■ WHAT IS EXPECTED:
Copy every line of the records below that holds the word "facility".

■ RECORDS PROVIDED:
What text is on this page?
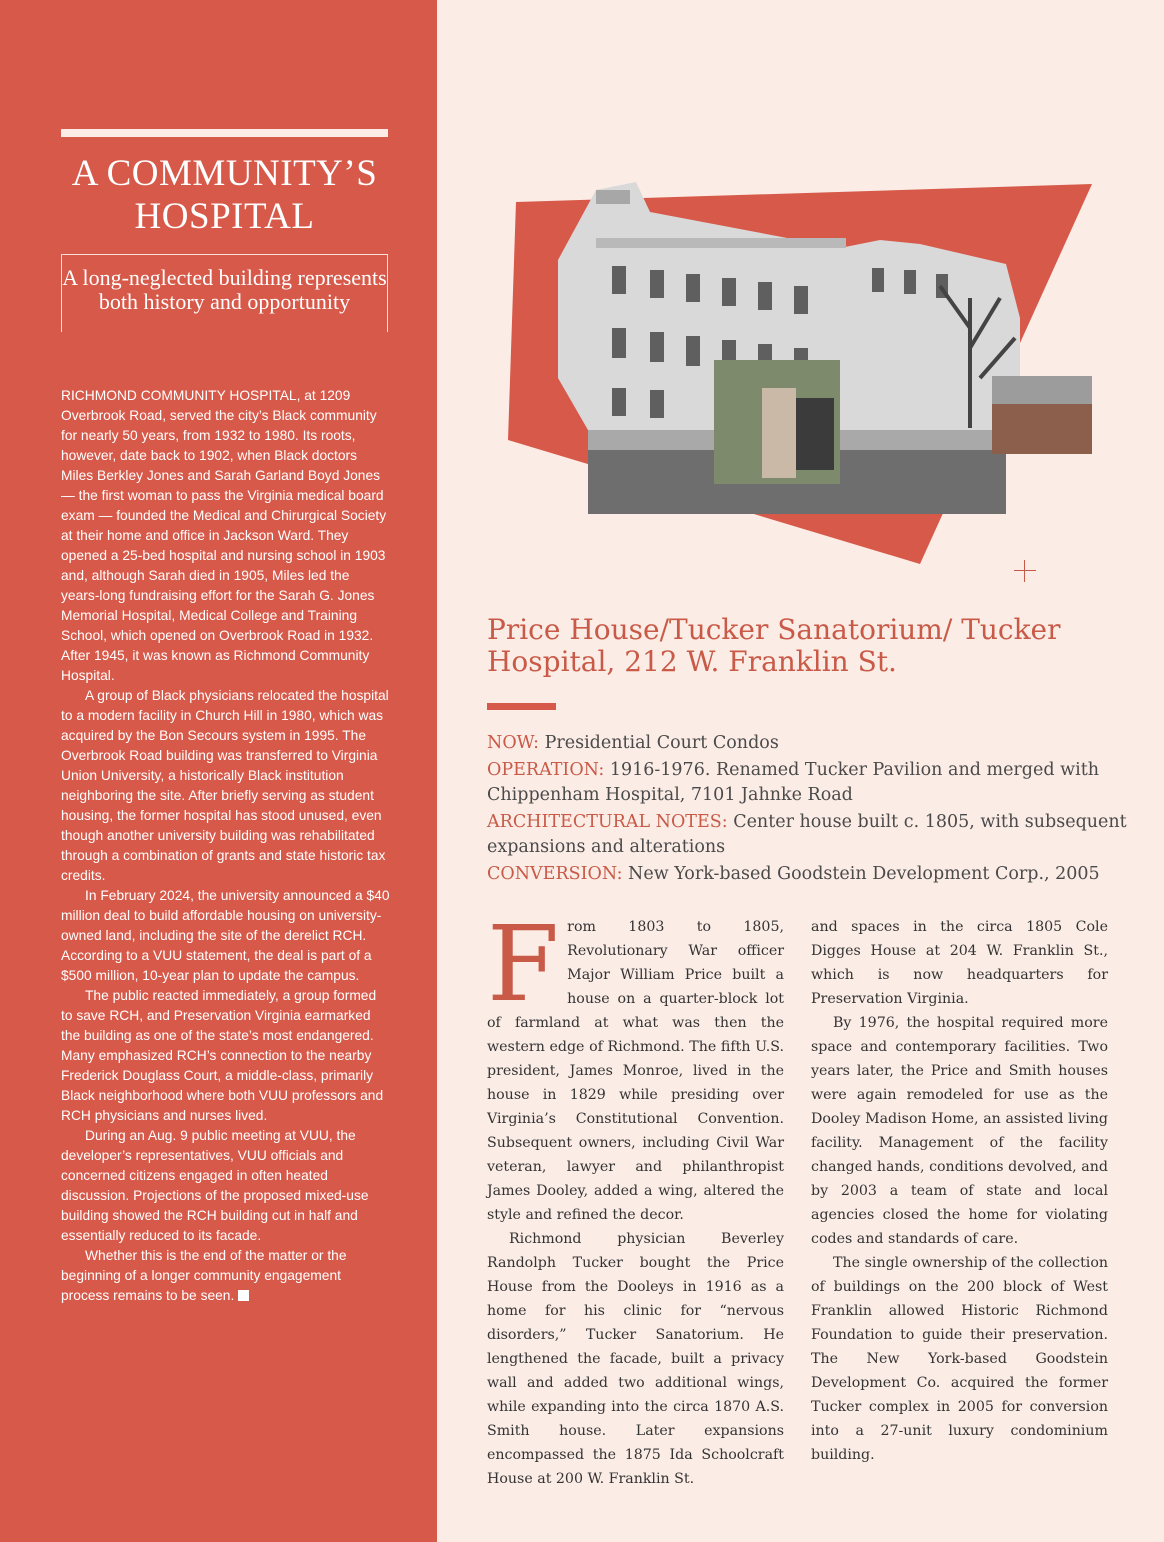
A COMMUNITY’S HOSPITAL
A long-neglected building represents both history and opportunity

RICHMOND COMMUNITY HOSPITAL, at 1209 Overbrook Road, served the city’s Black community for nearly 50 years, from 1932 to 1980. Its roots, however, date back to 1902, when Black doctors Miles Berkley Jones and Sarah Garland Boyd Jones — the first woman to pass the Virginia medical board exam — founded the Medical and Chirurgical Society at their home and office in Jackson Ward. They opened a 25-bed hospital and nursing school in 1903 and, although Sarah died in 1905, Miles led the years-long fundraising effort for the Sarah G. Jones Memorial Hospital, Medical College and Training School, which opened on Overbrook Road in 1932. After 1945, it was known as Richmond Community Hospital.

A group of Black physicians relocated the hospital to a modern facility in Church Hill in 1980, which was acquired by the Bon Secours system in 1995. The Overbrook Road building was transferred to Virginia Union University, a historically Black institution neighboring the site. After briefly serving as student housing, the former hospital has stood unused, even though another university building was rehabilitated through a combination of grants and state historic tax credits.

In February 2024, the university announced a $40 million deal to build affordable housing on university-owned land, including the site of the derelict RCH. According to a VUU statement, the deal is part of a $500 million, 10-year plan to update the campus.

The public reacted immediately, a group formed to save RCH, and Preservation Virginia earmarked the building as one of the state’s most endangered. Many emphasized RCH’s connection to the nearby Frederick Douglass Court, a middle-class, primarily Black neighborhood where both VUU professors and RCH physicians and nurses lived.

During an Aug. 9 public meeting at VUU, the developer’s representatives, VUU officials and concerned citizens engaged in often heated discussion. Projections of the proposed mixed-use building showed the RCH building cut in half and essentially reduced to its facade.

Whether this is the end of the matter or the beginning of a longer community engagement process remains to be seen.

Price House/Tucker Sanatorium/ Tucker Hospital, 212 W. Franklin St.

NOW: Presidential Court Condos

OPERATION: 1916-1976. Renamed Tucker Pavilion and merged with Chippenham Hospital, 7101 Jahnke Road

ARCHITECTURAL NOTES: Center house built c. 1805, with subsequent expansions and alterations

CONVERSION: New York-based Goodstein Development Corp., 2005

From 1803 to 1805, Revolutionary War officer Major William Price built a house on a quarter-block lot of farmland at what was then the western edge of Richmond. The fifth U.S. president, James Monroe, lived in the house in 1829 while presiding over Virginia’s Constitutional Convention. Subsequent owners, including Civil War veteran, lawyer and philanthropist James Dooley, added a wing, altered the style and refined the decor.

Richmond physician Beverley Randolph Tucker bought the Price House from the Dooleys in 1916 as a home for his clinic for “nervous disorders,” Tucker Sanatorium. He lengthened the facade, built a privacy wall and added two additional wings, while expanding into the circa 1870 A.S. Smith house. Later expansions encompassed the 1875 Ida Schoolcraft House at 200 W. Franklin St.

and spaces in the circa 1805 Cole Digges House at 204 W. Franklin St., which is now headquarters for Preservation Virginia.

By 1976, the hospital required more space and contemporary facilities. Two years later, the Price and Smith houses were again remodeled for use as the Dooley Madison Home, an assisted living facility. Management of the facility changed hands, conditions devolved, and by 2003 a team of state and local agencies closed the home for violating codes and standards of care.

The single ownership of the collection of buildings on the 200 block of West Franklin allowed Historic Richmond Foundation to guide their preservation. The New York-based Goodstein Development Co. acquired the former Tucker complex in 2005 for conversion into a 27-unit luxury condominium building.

---

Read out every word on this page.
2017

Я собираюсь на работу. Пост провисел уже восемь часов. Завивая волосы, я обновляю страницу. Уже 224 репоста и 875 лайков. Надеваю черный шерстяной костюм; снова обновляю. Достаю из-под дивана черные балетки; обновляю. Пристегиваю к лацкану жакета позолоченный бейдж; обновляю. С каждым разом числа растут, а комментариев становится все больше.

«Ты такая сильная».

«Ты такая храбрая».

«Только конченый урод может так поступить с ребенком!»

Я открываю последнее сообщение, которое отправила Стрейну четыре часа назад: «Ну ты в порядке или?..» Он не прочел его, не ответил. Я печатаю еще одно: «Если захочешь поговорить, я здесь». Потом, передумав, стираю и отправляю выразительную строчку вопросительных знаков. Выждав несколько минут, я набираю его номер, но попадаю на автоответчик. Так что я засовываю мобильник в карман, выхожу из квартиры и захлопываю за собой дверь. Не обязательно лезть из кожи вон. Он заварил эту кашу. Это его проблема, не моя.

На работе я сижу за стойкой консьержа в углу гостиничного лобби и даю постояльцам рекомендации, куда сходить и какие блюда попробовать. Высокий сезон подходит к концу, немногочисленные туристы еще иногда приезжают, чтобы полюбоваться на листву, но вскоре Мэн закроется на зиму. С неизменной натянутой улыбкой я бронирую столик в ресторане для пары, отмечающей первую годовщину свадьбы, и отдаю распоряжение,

■ ANSWER:
A group of Black physicians relocated the hospital to a modern facility in Church Hill in 1980, which was acquired by the Bon Secours system in 1995. The Overbrook Road building was transferred to Virginia Union University, a historically Black institution neighboring the site. After briefly serving as student housing, the former hospital has stood unused, even though another university building was rehabilitated through a combination of grants and state historic tax credits.
By 1976, the hospital required more space and contemporary facilities. Two years later, the Price and Smith houses were again remodeled for use as the Dooley Madison Home, an assisted living facility. Management of the facility changed hands, conditions devolved, and by 2003 a team of state and local agencies closed the home for violating codes and standards of care.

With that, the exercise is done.